::: EXCERPTED DATA
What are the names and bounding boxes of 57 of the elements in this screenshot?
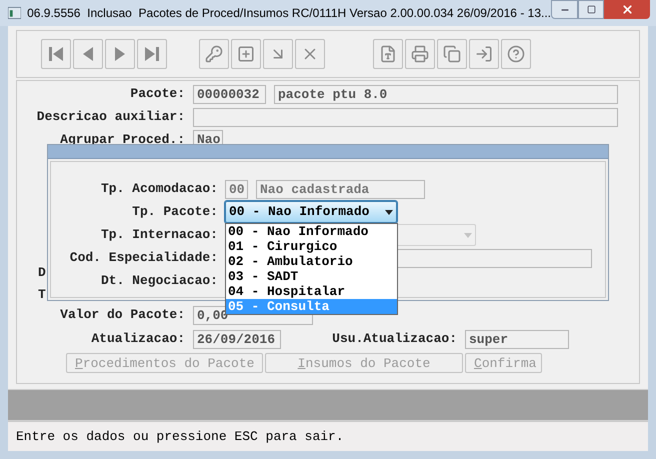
field-label: Valor do Pacote:	[59, 306, 185, 324]
document-icon	[379, 45, 397, 63]
description-field[interactable]: Nao cadastrada	[256, 180, 425, 198]
last-record-button[interactable]	[137, 39, 167, 69]
add-button[interactable]	[231, 39, 261, 69]
close-icon	[620, 3, 634, 16]
caret-icon	[464, 232, 472, 238]
close-button[interactable]	[604, 0, 650, 19]
exit-button[interactable]	[469, 39, 499, 69]
caret-icon	[385, 210, 393, 214]
field-label: Cod. Especialidade:	[68, 249, 218, 268]
key-icon	[205, 45, 223, 63]
field-label: Tp. Pacote:	[131, 203, 218, 222]
print-button[interactable]	[405, 39, 435, 69]
dropdown-option[interactable]: 00 - Nao Informado	[226, 224, 397, 239]
date-field[interactable]: 26/09/2016	[193, 330, 281, 348]
field-label: Descricao auxiliar:	[36, 108, 185, 126]
dropdown-option[interactable]: 01 - Cirurgico	[226, 239, 397, 254]
field-label: Dt. Negociacao:	[100, 272, 218, 290]
dropdown[interactable]: 00 - Nao Informado	[225, 201, 397, 223]
plus-icon	[237, 45, 255, 63]
code-field[interactable]: 00	[225, 180, 248, 198]
form-button[interactable]	[373, 39, 403, 69]
dropdown-option[interactable]: 02 - Ambulatorio	[226, 254, 397, 269]
door-icon	[475, 45, 493, 63]
edit-button[interactable]	[263, 39, 293, 69]
field-label: Pacote:	[129, 85, 185, 104]
maximize-button[interactable]	[578, 0, 604, 19]
status-text: Entre os dados ou pressione ESC para sair.	[16, 428, 344, 446]
field-label: Usu.Atualizacao:	[331, 330, 457, 348]
first-icon	[46, 44, 66, 64]
user-field[interactable]: super	[465, 330, 569, 348]
help-icon	[507, 45, 525, 63]
first-record-button[interactable]	[41, 39, 71, 69]
previous-record-button[interactable]	[73, 39, 103, 69]
maximize-icon	[586, 5, 596, 14]
copy-icon	[443, 45, 461, 63]
app-icon	[8, 7, 22, 19]
help-button[interactable]	[501, 39, 531, 69]
printer-icon	[411, 45, 429, 63]
text-field[interactable]	[193, 108, 618, 126]
field-label: Atualizacao:	[90, 330, 185, 348]
dropdown-option[interactable]: 04 - Hospitalar	[226, 284, 397, 299]
description-field[interactable]: pacote ptu 8.0	[274, 84, 618, 104]
field-label: Tp. Acomodacao:	[100, 180, 218, 198]
code-field[interactable]: 00000032	[193, 84, 266, 104]
last-icon	[142, 44, 162, 64]
dropdown-option[interactable]: 03 - SADT	[226, 269, 397, 284]
field-label: D	[38, 264, 47, 281]
field-label: T	[38, 286, 47, 303]
field-label: Agrupar Proced.:	[59, 131, 185, 149]
copy-button[interactable]	[437, 39, 467, 69]
next-record-button[interactable]	[105, 39, 135, 69]
delete-button[interactable]	[295, 39, 325, 69]
field-label: Tp. Internacao:	[100, 226, 218, 244]
search-button[interactable]	[199, 39, 229, 69]
window-title: 06.9.5556 Inclusao Pacotes de Proced/Insumos RC/0111H Versao 2.00.00.034 26/09/2016 - 13...	[27, 5, 551, 22]
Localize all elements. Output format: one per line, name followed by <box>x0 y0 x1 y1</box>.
::::::
**TASK DETAILS:** Transcribe all of the rows above character for character, leaving out the picture.

**FINAL RESULT:**
What are the names and bounding boxes of 57 of the elements in this screenshot?
field-label: Valor do Pacote:	[59, 306, 185, 324]
document-icon	[379, 45, 397, 63]
description-field[interactable]: Nao cadastrada	[256, 180, 425, 198]
last-record-button[interactable]	[137, 39, 167, 69]
add-button[interactable]	[231, 39, 261, 69]
close-icon	[620, 3, 634, 16]
caret-icon	[464, 232, 472, 238]
close-button[interactable]	[604, 0, 650, 19]
exit-button[interactable]	[469, 39, 499, 69]
caret-icon	[385, 210, 393, 214]
field-label: Cod. Especialidade:	[68, 249, 218, 268]
key-icon	[205, 45, 223, 63]
field-label: Tp. Pacote:	[131, 203, 218, 222]
print-button[interactable]	[405, 39, 435, 69]
dropdown-option[interactable]: 00 - Nao Informado	[226, 224, 397, 239]
date-field[interactable]: 26/09/2016	[193, 330, 281, 348]
field-label: Descricao auxiliar:	[36, 108, 185, 126]
dropdown-option[interactable]: 01 - Cirurgico	[226, 239, 397, 254]
field-label: Dt. Negociacao:	[100, 272, 218, 290]
dropdown[interactable]: 00 - Nao Informado	[225, 201, 397, 223]
plus-icon	[237, 45, 255, 63]
code-field[interactable]: 00	[225, 180, 248, 198]
form-button[interactable]	[373, 39, 403, 69]
dropdown-option[interactable]: 02 - Ambulatorio	[226, 254, 397, 269]
door-icon	[475, 45, 493, 63]
edit-button[interactable]	[263, 39, 293, 69]
field-label: Pacote:	[129, 85, 185, 104]
maximize-button[interactable]	[578, 0, 604, 19]
status-text: Entre os dados ou pressione ESC para sair.	[16, 428, 344, 446]
field-label: Usu.Atualizacao:	[331, 330, 457, 348]
first-icon	[46, 44, 66, 64]
user-field[interactable]: super	[465, 330, 569, 348]
help-icon	[507, 45, 525, 63]
first-record-button[interactable]	[41, 39, 71, 69]
previous-record-button[interactable]	[73, 39, 103, 69]
maximize-icon	[586, 5, 596, 14]
copy-icon	[443, 45, 461, 63]
app-icon	[8, 7, 22, 19]
help-button[interactable]	[501, 39, 531, 69]
printer-icon	[411, 45, 429, 63]
text-field[interactable]	[193, 108, 618, 126]
field-label: Atualizacao:	[90, 330, 185, 348]
dropdown-option[interactable]: 04 - Hospitalar	[226, 284, 397, 299]
description-field[interactable]: pacote ptu 8.0	[274, 84, 618, 104]
field-label: Tp. Acomodacao:	[100, 180, 218, 198]
code-field[interactable]: 00000032	[193, 84, 266, 104]
last-icon	[142, 44, 162, 64]
dropdown-option[interactable]: 03 - SADT	[226, 269, 397, 284]
field-label: D	[38, 264, 47, 281]
field-label: T	[38, 286, 47, 303]
field-label: Agrupar Proced.:	[59, 131, 185, 149]
copy-button[interactable]	[437, 39, 467, 69]
next-record-button[interactable]	[105, 39, 135, 69]
delete-button[interactable]	[295, 39, 325, 69]
field-label: Tp. Internacao:	[100, 226, 218, 244]
search-button[interactable]	[199, 39, 229, 69]
window-title: 06.9.5556 Inclusao Pacotes de Proced/Insumos RC/0111H Versao 2.00.00.034 26/09/2016 - 13...	[27, 5, 551, 22]
Localize all elements. Output format: one per line, name followed by <box>x0 y0 x1 y1</box>.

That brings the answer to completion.